>>

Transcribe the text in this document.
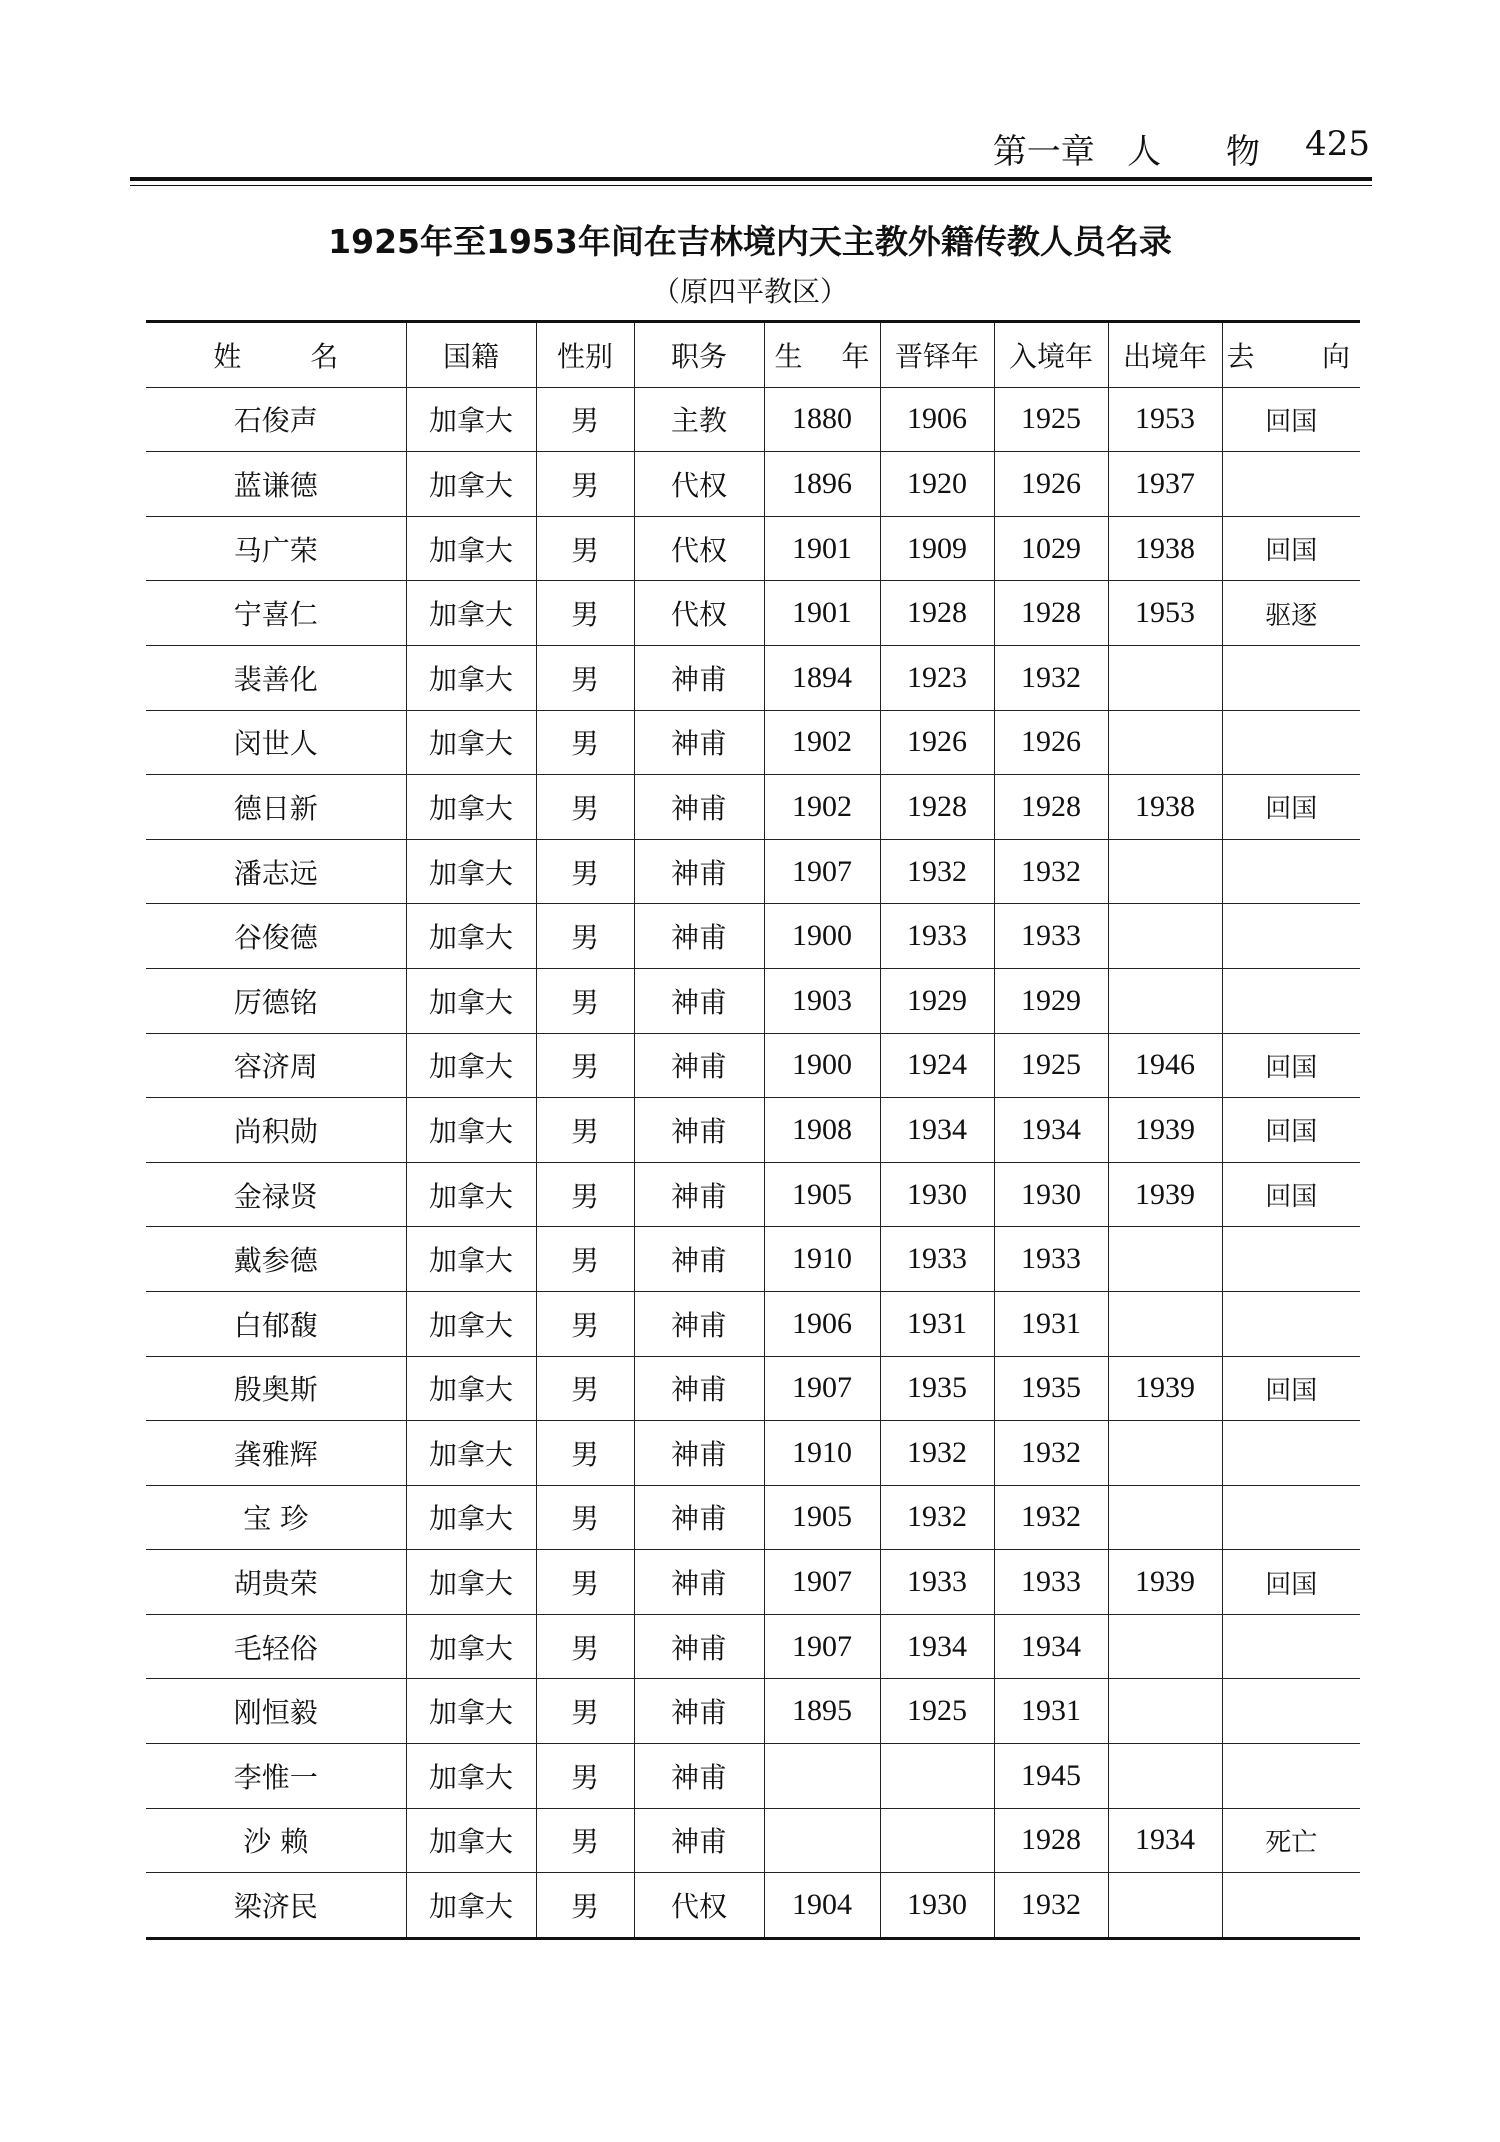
第一章   人      物 425
1925年至1953年间在吉林境内天主教外籍传教人员名录
（原四平教区）
姓 名	国籍	性别	职务	生 年	晋铎年	入境年	出境年	去 向
石俊声	加拿大	男	主教	1880	1906	1925	1953	回国
蓝谦德	加拿大	男	代权	1896	1920	1926	1937	
马广荣	加拿大	男	代权	1901	1909	1029	1938	回国
宁喜仁	加拿大	男	代权	1901	1928	1928	1953	驱逐
裴善化	加拿大	男	神甫	1894	1923	1932		
闵世人	加拿大	男	神甫	1902	1926	1926		
德日新	加拿大	男	神甫	1902	1928	1928	1938	回国
潘志远	加拿大	男	神甫	1907	1932	1932		
谷俊德	加拿大	男	神甫	1900	1933	1933		
厉德铭	加拿大	男	神甫	1903	1929	1929		
容济周	加拿大	男	神甫	1900	1924	1925	1946	回国
尚积勋	加拿大	男	神甫	1908	1934	1934	1939	回国
金禄贤	加拿大	男	神甫	1905	1930	1930	1939	回国
戴参德	加拿大	男	神甫	1910	1933	1933		
白郁馥	加拿大	男	神甫	1906	1931	1931		
殷奥斯	加拿大	男	神甫	1907	1935	1935	1939	回国
龚雅辉	加拿大	男	神甫	1910	1932	1932		
宝 珍	加拿大	男	神甫	1905	1932	1932		
胡贵荣	加拿大	男	神甫	1907	1933	1933	1939	回国
毛轻俗	加拿大	男	神甫	1907	1934	1934		
刚恒毅	加拿大	男	神甫	1895	1925	1931		
李惟一	加拿大	男	神甫			1945		
沙 赖	加拿大	男	神甫			1928	1934	死亡
梁济民	加拿大	男	代权	1904	1930	1932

<<

Every entry must be written out exactly, with all pictures left out.

* [TASK OUTPUT]
Transcribe the text in this document.
第一章   人      物 425
1925年至1953年间在吉林境内天主教外籍传教人员名录
（原四平教区）
姓 名	国籍	性别	职务	生 年	晋铎年	入境年	出境年	去 向
石俊声	加拿大	男	主教	1880	1906	1925	1953	回国
蓝谦德	加拿大	男	代权	1896	1920	1926	1937	
马广荣	加拿大	男	代权	1901	1909	1029	1938	回国
宁喜仁	加拿大	男	代权	1901	1928	1928	1953	驱逐
裴善化	加拿大	男	神甫	1894	1923	1932		
闵世人	加拿大	男	神甫	1902	1926	1926		
德日新	加拿大	男	神甫	1902	1928	1928	1938	回国
潘志远	加拿大	男	神甫	1907	1932	1932		
谷俊德	加拿大	男	神甫	1900	1933	1933		
厉德铭	加拿大	男	神甫	1903	1929	1929		
容济周	加拿大	男	神甫	1900	1924	1925	1946	回国
尚积勋	加拿大	男	神甫	1908	1934	1934	1939	回国
金禄贤	加拿大	男	神甫	1905	1930	1930	1939	回国
戴参德	加拿大	男	神甫	1910	1933	1933		
白郁馥	加拿大	男	神甫	1906	1931	1931		
殷奥斯	加拿大	男	神甫	1907	1935	1935	1939	回国
龚雅辉	加拿大	男	神甫	1910	1932	1932		
宝 珍	加拿大	男	神甫	1905	1932	1932		
胡贵荣	加拿大	男	神甫	1907	1933	1933	1939	回国
毛轻俗	加拿大	男	神甫	1907	1934	1934		
刚恒毅	加拿大	男	神甫	1895	1925	1931		
李惟一	加拿大	男	神甫			1945		
沙 赖	加拿大	男	神甫			1928	1934	死亡
梁济民	加拿大	男	代权	1904	1930	1932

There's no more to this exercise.